Extract the records in full, leaving every picture out.

[Stored data]
# # #

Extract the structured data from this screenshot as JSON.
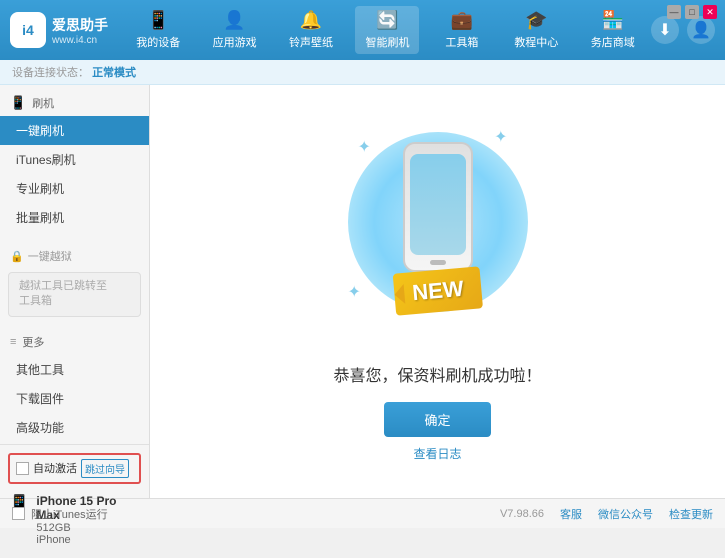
{
  "app": {
    "logo_text": "爱思助手",
    "logo_url": "www.i4.cn",
    "logo_initial": "i4"
  },
  "header": {
    "nav": [
      {
        "id": "my-device",
        "label": "我的设备",
        "icon": "📱"
      },
      {
        "id": "apps-games",
        "label": "应用游戏",
        "icon": "👤"
      },
      {
        "id": "ringtones",
        "label": "铃声壁纸",
        "icon": "🔔"
      },
      {
        "id": "smart-flash",
        "label": "智能刷机",
        "icon": "🔄",
        "active": true
      },
      {
        "id": "toolbox",
        "label": "工具箱",
        "icon": "💼"
      },
      {
        "id": "tutorial",
        "label": "教程中心",
        "icon": "🎓"
      },
      {
        "id": "business",
        "label": "务店商域",
        "icon": "🏪"
      }
    ]
  },
  "status_bar": {
    "prefix": "设备连接状态：",
    "value": "正常模式"
  },
  "sidebar": {
    "group_flash": {
      "icon": "📱",
      "label": "刷机",
      "items": [
        {
          "id": "one-key-flash",
          "label": "一键刷机",
          "active": true
        },
        {
          "id": "itunes-flash",
          "label": "iTunes刷机"
        },
        {
          "id": "pro-flash",
          "label": "专业刷机"
        },
        {
          "id": "batch-flash",
          "label": "批量刷机"
        }
      ]
    },
    "group_locked": {
      "icon": "🔒",
      "label": "一键越狱",
      "locked_hint": "越狱工具已跳转至\n工具箱"
    },
    "group_more": {
      "label": "更多",
      "items": [
        {
          "id": "other-tools",
          "label": "其他工具"
        },
        {
          "id": "download-firmware",
          "label": "下载固件"
        },
        {
          "id": "advanced",
          "label": "高级功能"
        }
      ]
    },
    "auto_activate": {
      "checkbox_label": "自动激活",
      "time_btn_label": "跳过向导"
    },
    "device": {
      "name": "iPhone 15 Pro Max",
      "storage": "512GB",
      "type": "iPhone"
    }
  },
  "content": {
    "new_text": "NEW",
    "success_message": "恭喜您，保资料刷机成功啦！",
    "confirm_btn": "确定",
    "log_link": "查看日志"
  },
  "footer": {
    "stop_itunes": "阻止iTunes运行",
    "version": "V7.98.66",
    "links": [
      "客服",
      "微信公众号",
      "检查更新"
    ]
  },
  "win_controls": {
    "min": "—",
    "max": "□",
    "close": "✕"
  }
}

# # #

- [Completed exercise]:
Extract the structured data from this screenshot as JSON.
{
  "app": {
    "logo_text": "爱思助手",
    "logo_url": "www.i4.cn",
    "logo_initial": "i4"
  },
  "header": {
    "nav": [
      {
        "id": "my-device",
        "label": "我的设备",
        "icon": "📱"
      },
      {
        "id": "apps-games",
        "label": "应用游戏",
        "icon": "👤"
      },
      {
        "id": "ringtones",
        "label": "铃声壁纸",
        "icon": "🔔"
      },
      {
        "id": "smart-flash",
        "label": "智能刷机",
        "icon": "🔄",
        "active": true
      },
      {
        "id": "toolbox",
        "label": "工具箱",
        "icon": "💼"
      },
      {
        "id": "tutorial",
        "label": "教程中心",
        "icon": "🎓"
      },
      {
        "id": "business",
        "label": "务店商域",
        "icon": "🏪"
      }
    ]
  },
  "status_bar": {
    "prefix": "设备连接状态：",
    "value": "正常模式"
  },
  "sidebar": {
    "group_flash": {
      "icon": "📱",
      "label": "刷机",
      "items": [
        {
          "id": "one-key-flash",
          "label": "一键刷机",
          "active": true
        },
        {
          "id": "itunes-flash",
          "label": "iTunes刷机"
        },
        {
          "id": "pro-flash",
          "label": "专业刷机"
        },
        {
          "id": "batch-flash",
          "label": "批量刷机"
        }
      ]
    },
    "group_locked": {
      "icon": "🔒",
      "label": "一键越狱",
      "locked_hint": "越狱工具已跳转至\n工具箱"
    },
    "group_more": {
      "label": "更多",
      "items": [
        {
          "id": "other-tools",
          "label": "其他工具"
        },
        {
          "id": "download-firmware",
          "label": "下载固件"
        },
        {
          "id": "advanced",
          "label": "高级功能"
        }
      ]
    },
    "auto_activate": {
      "checkbox_label": "自动激活",
      "time_btn_label": "跳过向导"
    },
    "device": {
      "name": "iPhone 15 Pro Max",
      "storage": "512GB",
      "type": "iPhone"
    }
  },
  "content": {
    "new_text": "NEW",
    "success_message": "恭喜您，保资料刷机成功啦！",
    "confirm_btn": "确定",
    "log_link": "查看日志"
  },
  "footer": {
    "stop_itunes": "阻止iTunes运行",
    "version": "V7.98.66",
    "links": [
      "客服",
      "微信公众号",
      "检查更新"
    ]
  },
  "win_controls": {
    "min": "—",
    "max": "□",
    "close": "✕"
  }
}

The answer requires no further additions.